## [Input for this task]

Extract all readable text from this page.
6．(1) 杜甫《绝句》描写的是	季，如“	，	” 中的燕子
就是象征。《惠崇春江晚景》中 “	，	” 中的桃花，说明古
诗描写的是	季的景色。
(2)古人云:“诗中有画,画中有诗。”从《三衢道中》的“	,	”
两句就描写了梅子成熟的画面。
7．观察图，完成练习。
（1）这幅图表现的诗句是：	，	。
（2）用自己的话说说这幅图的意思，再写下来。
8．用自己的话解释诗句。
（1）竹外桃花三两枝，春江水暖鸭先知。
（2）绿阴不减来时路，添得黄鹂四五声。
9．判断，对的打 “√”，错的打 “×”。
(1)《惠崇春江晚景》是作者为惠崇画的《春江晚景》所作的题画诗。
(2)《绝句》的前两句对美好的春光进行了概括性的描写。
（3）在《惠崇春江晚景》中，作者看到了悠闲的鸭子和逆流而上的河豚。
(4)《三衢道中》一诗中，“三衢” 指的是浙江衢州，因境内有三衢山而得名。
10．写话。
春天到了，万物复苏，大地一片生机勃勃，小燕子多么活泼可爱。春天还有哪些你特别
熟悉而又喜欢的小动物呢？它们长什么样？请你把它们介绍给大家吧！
...
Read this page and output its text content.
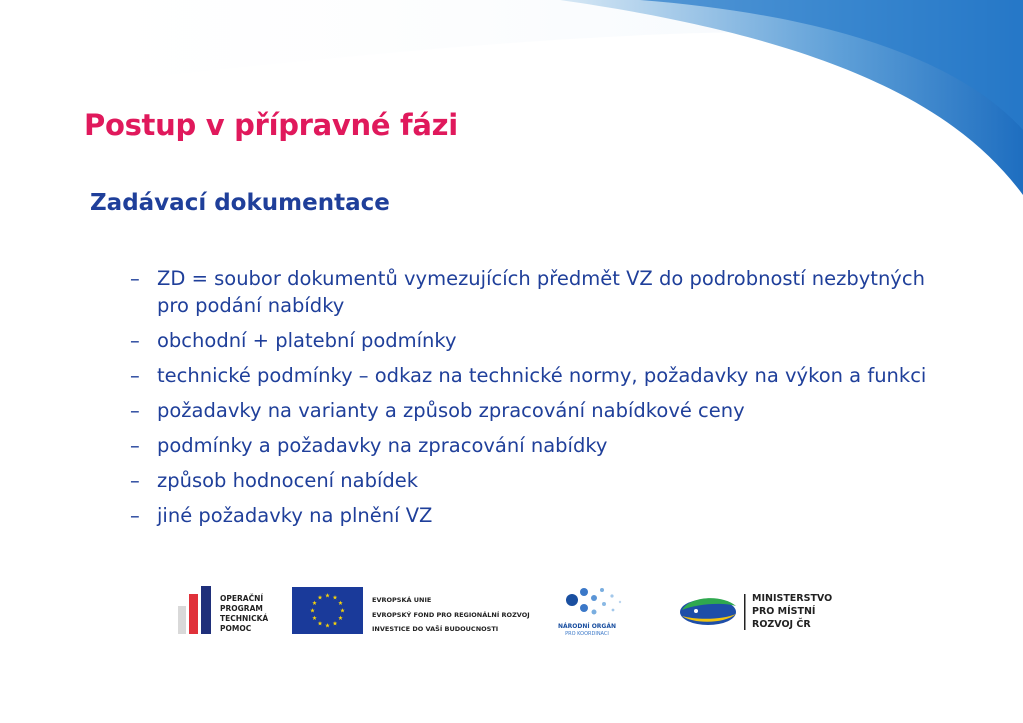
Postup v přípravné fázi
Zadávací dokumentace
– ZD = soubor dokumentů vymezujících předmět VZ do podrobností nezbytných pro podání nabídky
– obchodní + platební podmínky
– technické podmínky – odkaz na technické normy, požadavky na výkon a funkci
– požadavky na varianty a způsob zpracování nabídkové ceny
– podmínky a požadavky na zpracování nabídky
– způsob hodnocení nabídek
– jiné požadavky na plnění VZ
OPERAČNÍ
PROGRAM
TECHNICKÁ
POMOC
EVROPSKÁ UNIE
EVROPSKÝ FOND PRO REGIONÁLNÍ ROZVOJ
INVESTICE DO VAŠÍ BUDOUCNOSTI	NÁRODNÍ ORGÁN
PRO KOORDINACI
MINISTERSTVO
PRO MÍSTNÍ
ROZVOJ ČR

## [Description of the task]
Which lines above hold the word "page"? Copy each of them.

## [Finished task]
Extract all readable text from this page.
Read this page and output its text content.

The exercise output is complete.